Could you rewrite the data below with every "elements" renamed to "items", keeping everything else unchanged and leaving out the pictures?

-=-=-

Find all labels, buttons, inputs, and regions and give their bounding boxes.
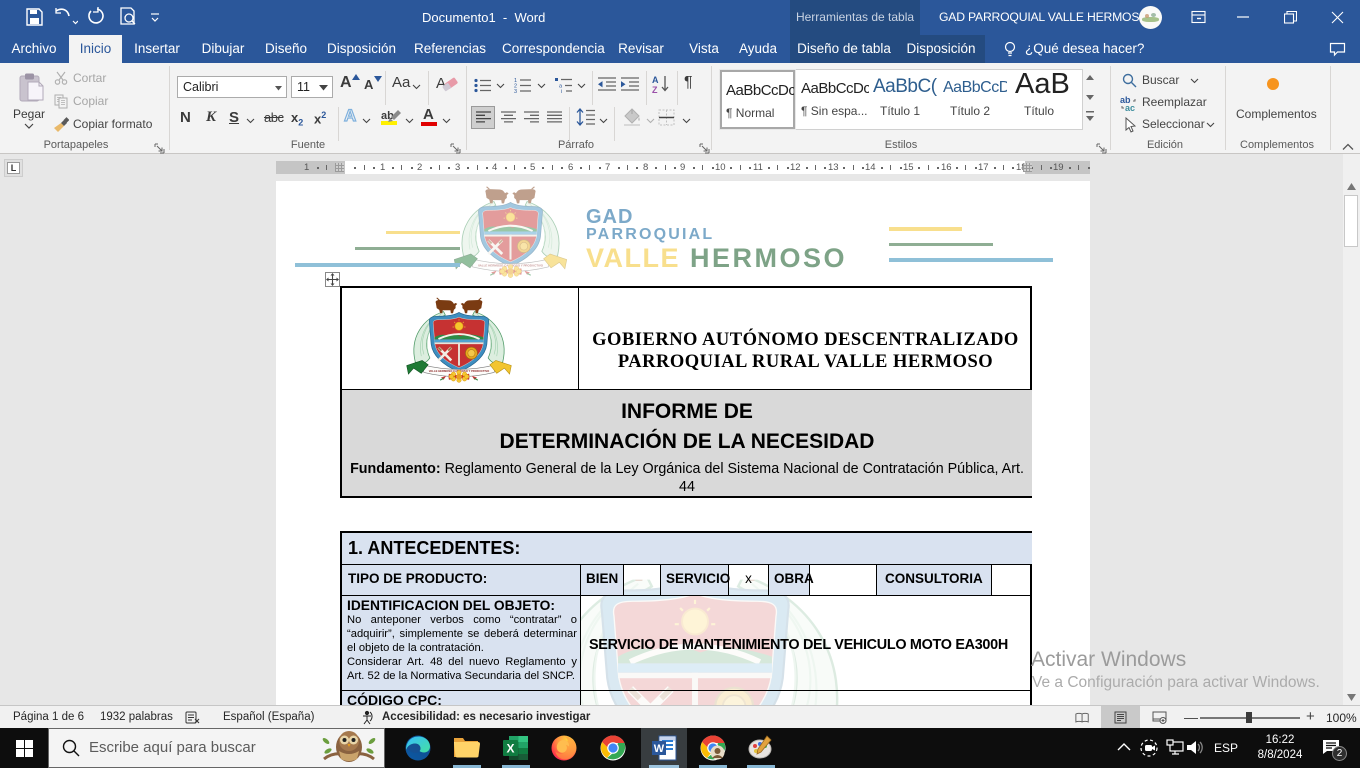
svg-text:ac: ac bbox=[1125, 103, 1135, 111]
svg-text:Z: Z bbox=[652, 85, 658, 94]
svg-text:3: 3 bbox=[514, 89, 517, 93]
svg-text:i: i bbox=[561, 89, 562, 93]
svg-text:X: X bbox=[506, 742, 514, 756]
svg-text:W: W bbox=[654, 743, 665, 755]
svg-text:A: A bbox=[652, 75, 659, 85]
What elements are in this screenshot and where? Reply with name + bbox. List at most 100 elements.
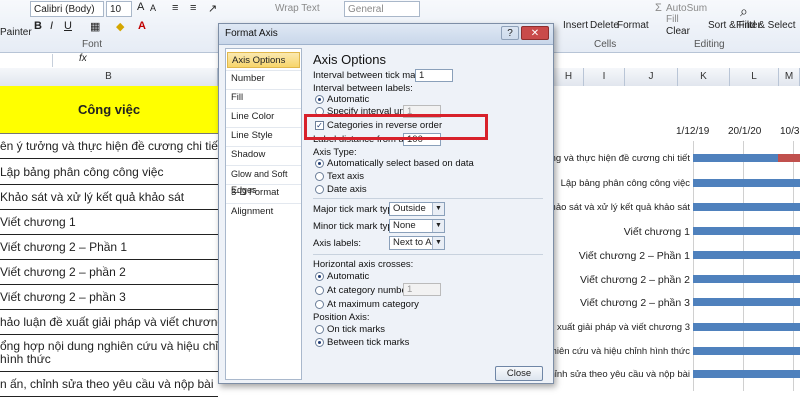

-=-=-

### SOLUTION TO THIS EXERCISE
Find all labels, buttons, inputs, and regions and give their bounding boxes.
svg-text:ac: ac bbox=[1125, 103, 1135, 111]
svg-text:Z: Z bbox=[652, 85, 658, 94]
svg-text:3: 3 bbox=[514, 89, 517, 93]
svg-text:i: i bbox=[561, 89, 562, 93]
svg-text:X: X bbox=[506, 742, 514, 756]
svg-text:W: W bbox=[654, 743, 665, 755]
svg-text:A: A bbox=[652, 75, 659, 85]
What items are in this screenshot and where? Reply with name + bbox. List at most 100 items.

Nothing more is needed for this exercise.